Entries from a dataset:
'''
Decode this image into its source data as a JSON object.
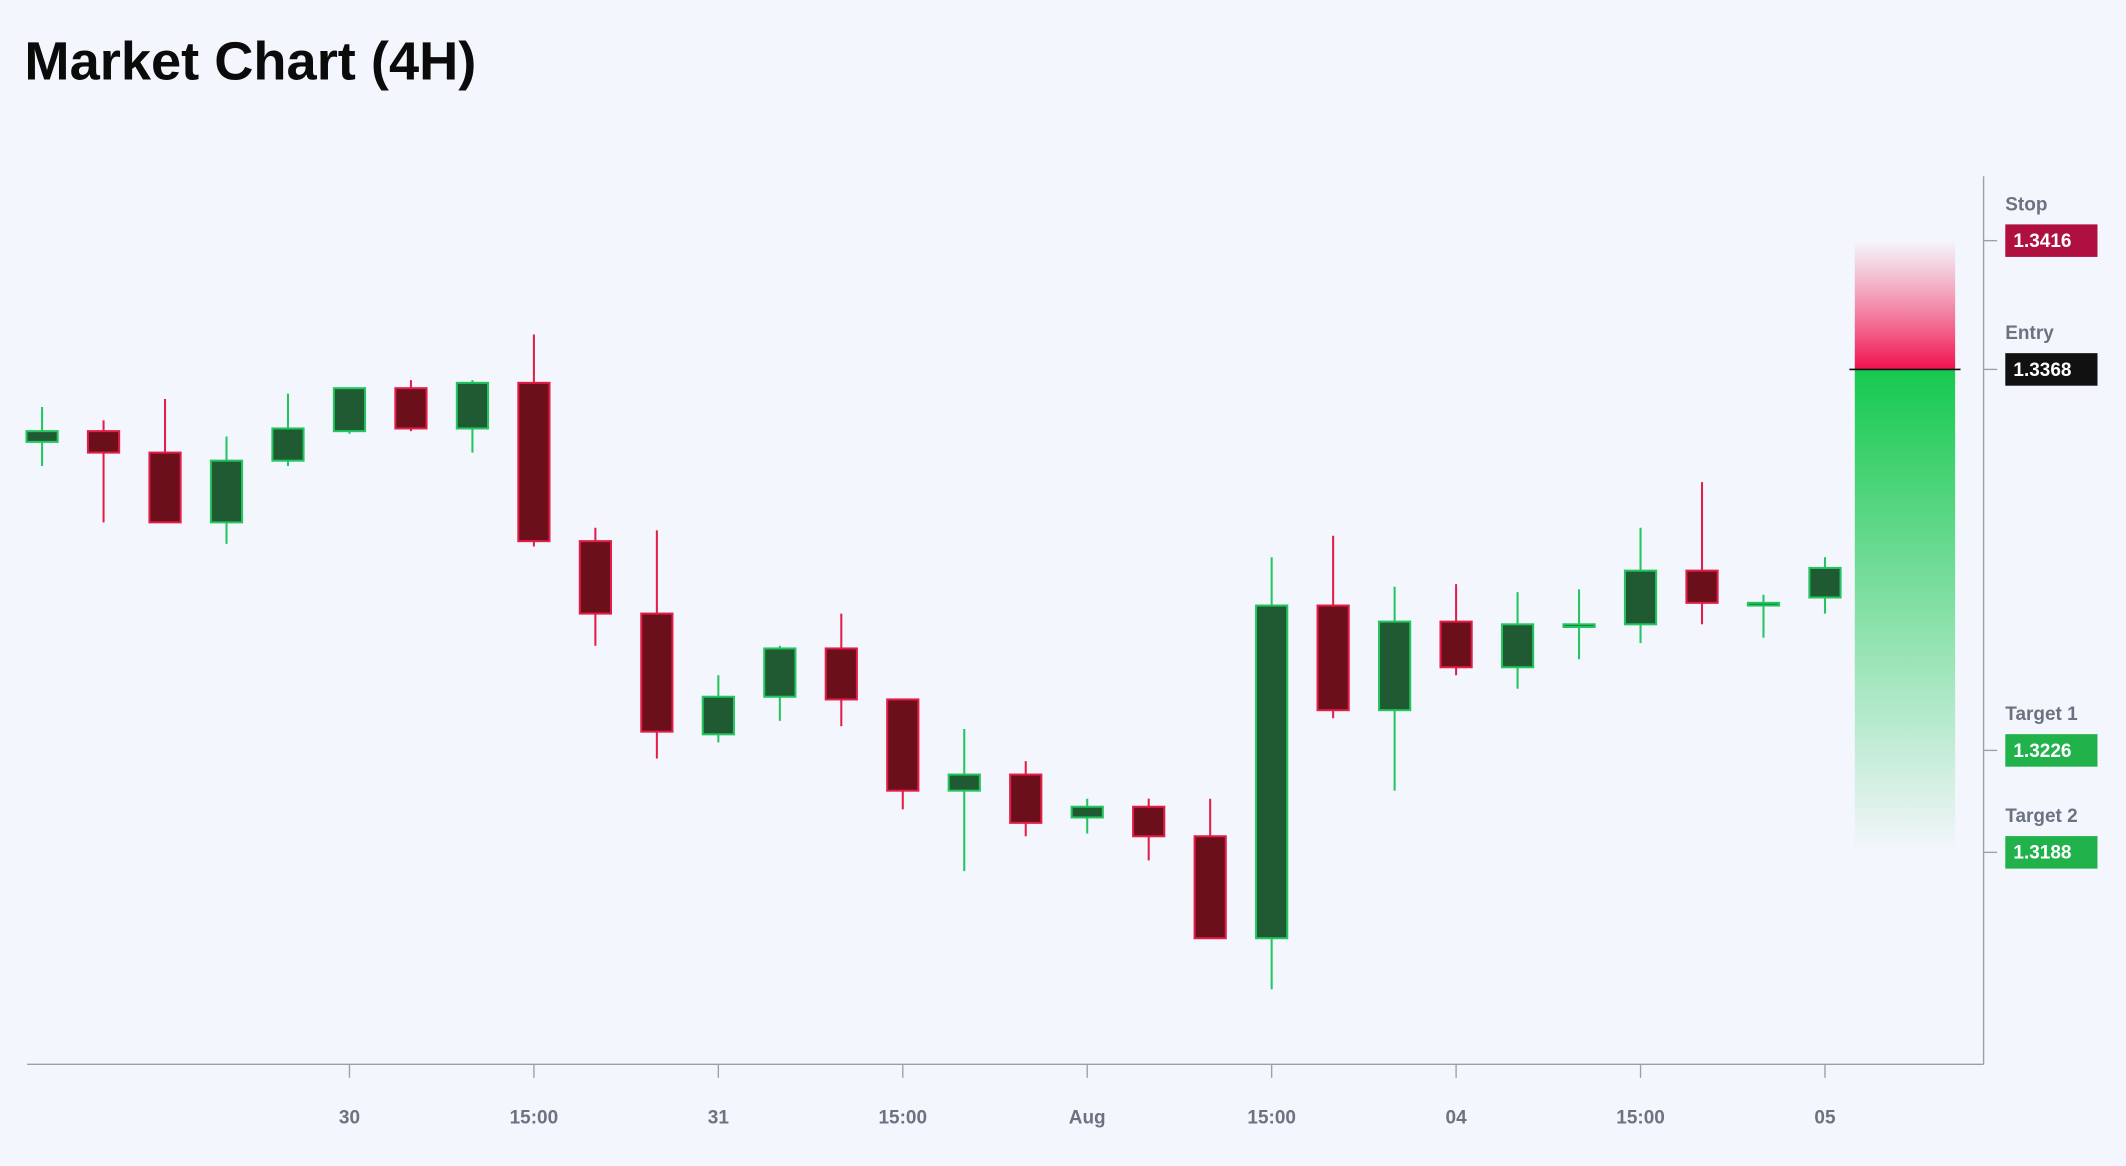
{
  "chart_data": {
    "type": "candlestick",
    "title": "Market Chart (4H)",
    "categories": [
      null,
      null,
      null,
      null,
      null,
      "30",
      null,
      null,
      "15:00",
      null,
      null,
      "31",
      null,
      null,
      "15:00",
      null,
      null,
      "Aug",
      null,
      null,
      "15:00",
      null,
      null,
      "04",
      null,
      null,
      "15:00",
      null,
      null,
      "05"
    ],
    "open": [
      1.3341,
      1.3345,
      1.3337,
      1.3311,
      1.3334,
      1.3345,
      1.3361,
      1.3346,
      1.3363,
      1.3304,
      1.3277,
      1.3232,
      1.3246,
      1.3264,
      1.3245,
      1.3211,
      1.3217,
      1.3201,
      1.3205,
      1.3194,
      1.3156,
      1.328,
      1.3241,
      1.3274,
      1.3257,
      1.3272,
      1.3273,
      1.3293,
      1.328,
      1.3283
    ],
    "high": [
      1.3354,
      1.3349,
      1.3357,
      1.3343,
      1.3359,
      1.3361,
      1.3364,
      1.3364,
      1.3381,
      1.3309,
      1.3308,
      1.3254,
      1.3265,
      1.3277,
      1.3245,
      1.3234,
      1.3222,
      1.3208,
      1.3208,
      1.3208,
      1.3298,
      1.3306,
      1.3287,
      1.3288,
      1.3285,
      1.3286,
      1.3309,
      1.3326,
      1.3284,
      1.3298
    ],
    "low": [
      1.3332,
      1.3311,
      1.3311,
      1.3303,
      1.3332,
      1.3344,
      1.3345,
      1.3337,
      1.3302,
      1.3265,
      1.3223,
      1.3229,
      1.3237,
      1.3235,
      1.3204,
      1.3181,
      1.3194,
      1.3195,
      1.3185,
      1.3156,
      1.3137,
      1.3238,
      1.3211,
      1.3254,
      1.3249,
      1.326,
      1.3266,
      1.3273,
      1.3268,
      1.3277
    ],
    "close": [
      1.3345,
      1.3337,
      1.3311,
      1.3334,
      1.3346,
      1.3361,
      1.3346,
      1.3363,
      1.3304,
      1.3277,
      1.3233,
      1.3246,
      1.3264,
      1.3245,
      1.3211,
      1.3217,
      1.3199,
      1.3205,
      1.3194,
      1.3156,
      1.328,
      1.3241,
      1.3274,
      1.3257,
      1.3273,
      1.3273,
      1.3293,
      1.3281,
      1.3281,
      1.3294
    ],
    "up_color": "#22c55e",
    "up_fill": "#1f5a32",
    "down_color": "#e11d48",
    "down_fill": "#6b0f1a",
    "ylim": [
      1.3109,
      1.344
    ],
    "levels": [
      {
        "name": "Stop",
        "value": 1.3416,
        "color": "#b0103f"
      },
      {
        "name": "Entry",
        "value": 1.3368,
        "color": "#111111"
      },
      {
        "name": "Target 1",
        "value": 1.3226,
        "color": "#22b24c"
      },
      {
        "name": "Target 2",
        "value": 1.3188,
        "color": "#22b24c"
      }
    ]
  }
}
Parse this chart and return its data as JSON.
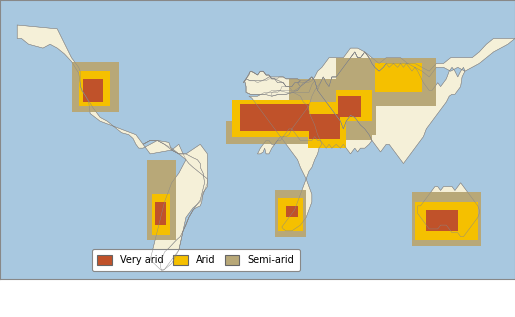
{
  "legend_labels": [
    "Very arid",
    "Arid",
    "Semi-arid"
  ],
  "legend_colors": [
    "#c0522a",
    "#f5c000",
    "#b8a878"
  ],
  "ocean_color": "#a8c8e0",
  "land_color": "#f5f0d8",
  "very_arid_color": "#c0522a",
  "arid_color": "#f5c000",
  "semi_arid_color": "#b8a878",
  "figsize": [
    5.15,
    3.17
  ],
  "dpi": 100,
  "map_extent": [
    -180,
    180,
    -60,
    85
  ]
}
'''
Task to carry out
Above are records with pictures; repeat the records exactly and leave the pictures out.

Output
Decode this image into its source data as a JSON object.
{
  "chart_data": {
    "type": "candlestick",
    "title": "Market Chart (4H)",
    "categories": [
      null,
      null,
      null,
      null,
      null,
      "30",
      null,
      null,
      "15:00",
      null,
      null,
      "31",
      null,
      null,
      "15:00",
      null,
      null,
      "Aug",
      null,
      null,
      "15:00",
      null,
      null,
      "04",
      null,
      null,
      "15:00",
      null,
      null,
      "05"
    ],
    "open": [
      1.3341,
      1.3345,
      1.3337,
      1.3311,
      1.3334,
      1.3345,
      1.3361,
      1.3346,
      1.3363,
      1.3304,
      1.3277,
      1.3232,
      1.3246,
      1.3264,
      1.3245,
      1.3211,
      1.3217,
      1.3201,
      1.3205,
      1.3194,
      1.3156,
      1.328,
      1.3241,
      1.3274,
      1.3257,
      1.3272,
      1.3273,
      1.3293,
      1.328,
      1.3283
    ],
    "high": [
      1.3354,
      1.3349,
      1.3357,
      1.3343,
      1.3359,
      1.3361,
      1.3364,
      1.3364,
      1.3381,
      1.3309,
      1.3308,
      1.3254,
      1.3265,
      1.3277,
      1.3245,
      1.3234,
      1.3222,
      1.3208,
      1.3208,
      1.3208,
      1.3298,
      1.3306,
      1.3287,
      1.3288,
      1.3285,
      1.3286,
      1.3309,
      1.3326,
      1.3284,
      1.3298
    ],
    "low": [
      1.3332,
      1.3311,
      1.3311,
      1.3303,
      1.3332,
      1.3344,
      1.3345,
      1.3337,
      1.3302,
      1.3265,
      1.3223,
      1.3229,
      1.3237,
      1.3235,
      1.3204,
      1.3181,
      1.3194,
      1.3195,
      1.3185,
      1.3156,
      1.3137,
      1.3238,
      1.3211,
      1.3254,
      1.3249,
      1.326,
      1.3266,
      1.3273,
      1.3268,
      1.3277
    ],
    "close": [
      1.3345,
      1.3337,
      1.3311,
      1.3334,
      1.3346,
      1.3361,
      1.3346,
      1.3363,
      1.3304,
      1.3277,
      1.3233,
      1.3246,
      1.3264,
      1.3245,
      1.3211,
      1.3217,
      1.3199,
      1.3205,
      1.3194,
      1.3156,
      1.328,
      1.3241,
      1.3274,
      1.3257,
      1.3273,
      1.3273,
      1.3293,
      1.3281,
      1.3281,
      1.3294
    ],
    "up_color": "#22c55e",
    "up_fill": "#1f5a32",
    "down_color": "#e11d48",
    "down_fill": "#6b0f1a",
    "ylim": [
      1.3109,
      1.344
    ],
    "levels": [
      {
        "name": "Stop",
        "value": 1.3416,
        "color": "#b0103f"
      },
      {
        "name": "Entry",
        "value": 1.3368,
        "color": "#111111"
      },
      {
        "name": "Target 1",
        "value": 1.3226,
        "color": "#22b24c"
      },
      {
        "name": "Target 2",
        "value": 1.3188,
        "color": "#22b24c"
      }
    ]
  }
}
Parse this chart and return its data as JSON.
{
  "legend_labels": [
    "Very arid",
    "Arid",
    "Semi-arid"
  ],
  "legend_colors": [
    "#c0522a",
    "#f5c000",
    "#b8a878"
  ],
  "ocean_color": "#a8c8e0",
  "land_color": "#f5f0d8",
  "very_arid_color": "#c0522a",
  "arid_color": "#f5c000",
  "semi_arid_color": "#b8a878",
  "figsize": [
    5.15,
    3.17
  ],
  "dpi": 100,
  "map_extent": [
    -180,
    180,
    -60,
    85
  ]
}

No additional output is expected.